### Prompt
Retype each record below word for word. Leave the pictures out.

-- START OF Information shown --

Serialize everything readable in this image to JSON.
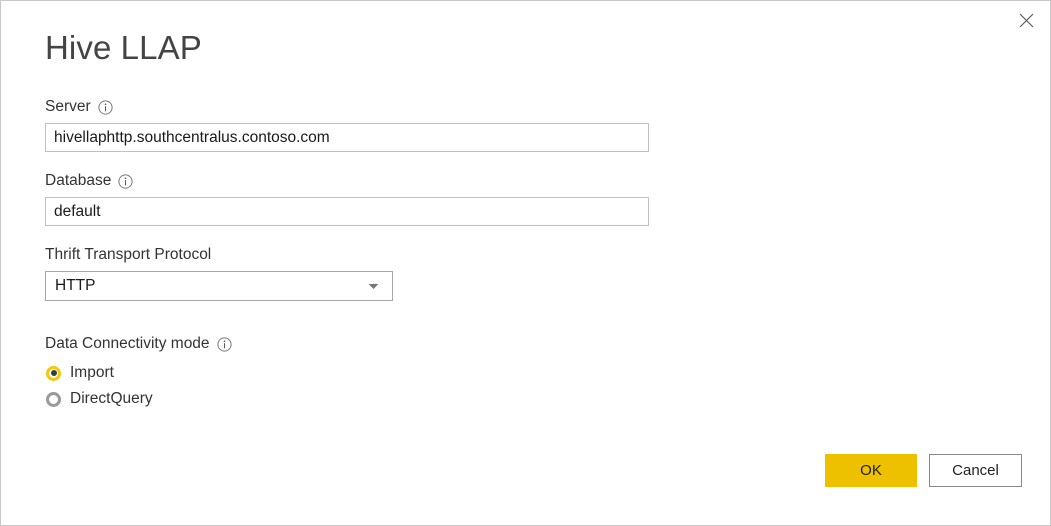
{
  "window": {
    "title": "Hive LLAP",
    "close_icon": "close-icon"
  },
  "form": {
    "server": {
      "label": "Server",
      "info_icon": "info-icon",
      "value": "hivellaphttp.southcentralus.contoso.com",
      "placeholder": ""
    },
    "database": {
      "label": "Database",
      "info_icon": "info-icon",
      "value": "default",
      "placeholder": ""
    },
    "thrift_transport_protocol": {
      "label": "Thrift Transport Protocol",
      "value": "HTTP",
      "chevron_icon": "chevron-down-icon",
      "options": [
        "HTTP"
      ]
    },
    "data_connectivity_mode": {
      "label": "Data Connectivity mode",
      "info_icon": "info-icon",
      "selected": "Import",
      "options": [
        {
          "label": "Import",
          "selected": true
        },
        {
          "label": "DirectQuery",
          "selected": false
        }
      ]
    }
  },
  "footer": {
    "ok_label": "OK",
    "cancel_label": "Cancel"
  },
  "colors": {
    "accent": "#eec100",
    "radio_selected_ring": "#f2c811",
    "radio_unselected_ring": "#9a9a9a",
    "title_text": "#444444",
    "body_text": "#333333",
    "input_border": "#c0c0c0",
    "window_border": "#c8c8c8",
    "button_border": "#8a8886"
  }
}
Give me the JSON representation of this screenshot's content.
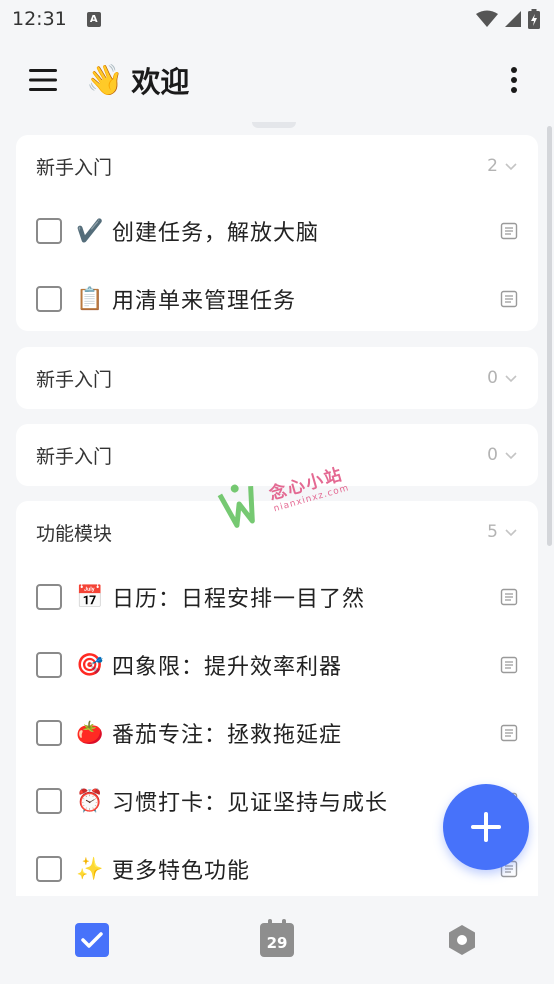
{
  "status_bar": {
    "time": "12:31",
    "notification_badge": "A",
    "icons": [
      "wifi-icon",
      "signal-icon",
      "battery-charging-icon"
    ]
  },
  "app_bar": {
    "title_emoji": "👋",
    "title": "欢迎",
    "menu_icon": "menu-icon",
    "more_icon": "more-vertical-icon"
  },
  "sections": [
    {
      "title": "新手入门",
      "count": "2",
      "tasks": [
        {
          "emoji": "✔️",
          "text": "创建任务，解放大脑"
        },
        {
          "emoji": "📋",
          "text": "用清单来管理任务"
        }
      ]
    },
    {
      "title": "新手入门",
      "count": "0",
      "tasks": []
    },
    {
      "title": "新手入门",
      "count": "0",
      "tasks": []
    },
    {
      "title": "功能模块",
      "count": "5",
      "tasks": [
        {
          "emoji": "📅",
          "text": "日历：日程安排一目了然"
        },
        {
          "emoji": "🎯",
          "text": "四象限：提升效率利器"
        },
        {
          "emoji": "🍅",
          "text": "番茄专注：拯救拖延症"
        },
        {
          "emoji": "⏰",
          "text": "习惯打卡：见证坚持与成长"
        },
        {
          "emoji": "✨",
          "text": "更多特色功能"
        }
      ]
    }
  ],
  "watermark": {
    "name": "念心小站",
    "url": "nianxinxz.com"
  },
  "fab": {
    "icon": "plus-icon",
    "color": "#4772fa"
  },
  "bottom_nav": {
    "tasks_icon": "checkbox-checked-icon",
    "calendar_day": "29",
    "settings_icon": "settings-hexagon-icon",
    "accent": "#4772fa"
  }
}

-- END OF Information shown --

### Result for this exercise
Serialize everything readable in this image to JSON.
{
  "window": {
    "title": "Hive LLAP",
    "close_icon": "close-icon"
  },
  "form": {
    "server": {
      "label": "Server",
      "info_icon": "info-icon",
      "value": "hivellaphttp.southcentralus.contoso.com",
      "placeholder": ""
    },
    "database": {
      "label": "Database",
      "info_icon": "info-icon",
      "value": "default",
      "placeholder": ""
    },
    "thrift_transport_protocol": {
      "label": "Thrift Transport Protocol",
      "value": "HTTP",
      "chevron_icon": "chevron-down-icon",
      "options": [
        "HTTP"
      ]
    },
    "data_connectivity_mode": {
      "label": "Data Connectivity mode",
      "info_icon": "info-icon",
      "selected": "Import",
      "options": [
        {
          "label": "Import",
          "selected": true
        },
        {
          "label": "DirectQuery",
          "selected": false
        }
      ]
    }
  },
  "footer": {
    "ok_label": "OK",
    "cancel_label": "Cancel"
  },
  "colors": {
    "accent": "#eec100",
    "radio_selected_ring": "#f2c811",
    "radio_unselected_ring": "#9a9a9a",
    "title_text": "#444444",
    "body_text": "#333333",
    "input_border": "#c0c0c0",
    "window_border": "#c8c8c8",
    "button_border": "#8a8886"
  }
}
Give me the JSON representation of this screenshot's content.
{
  "status_bar": {
    "time": "12:31",
    "notification_badge": "A",
    "icons": [
      "wifi-icon",
      "signal-icon",
      "battery-charging-icon"
    ]
  },
  "app_bar": {
    "title_emoji": "👋",
    "title": "欢迎",
    "menu_icon": "menu-icon",
    "more_icon": "more-vertical-icon"
  },
  "sections": [
    {
      "title": "新手入门",
      "count": "2",
      "tasks": [
        {
          "emoji": "✔️",
          "text": "创建任务，解放大脑"
        },
        {
          "emoji": "📋",
          "text": "用清单来管理任务"
        }
      ]
    },
    {
      "title": "新手入门",
      "count": "0",
      "tasks": []
    },
    {
      "title": "新手入门",
      "count": "0",
      "tasks": []
    },
    {
      "title": "功能模块",
      "count": "5",
      "tasks": [
        {
          "emoji": "📅",
          "text": "日历：日程安排一目了然"
        },
        {
          "emoji": "🎯",
          "text": "四象限：提升效率利器"
        },
        {
          "emoji": "🍅",
          "text": "番茄专注：拯救拖延症"
        },
        {
          "emoji": "⏰",
          "text": "习惯打卡：见证坚持与成长"
        },
        {
          "emoji": "✨",
          "text": "更多特色功能"
        }
      ]
    }
  ],
  "watermark": {
    "name": "念心小站",
    "url": "nianxinxz.com"
  },
  "fab": {
    "icon": "plus-icon",
    "color": "#4772fa"
  },
  "bottom_nav": {
    "tasks_icon": "checkbox-checked-icon",
    "calendar_day": "29",
    "settings_icon": "settings-hexagon-icon",
    "accent": "#4772fa"
  }
}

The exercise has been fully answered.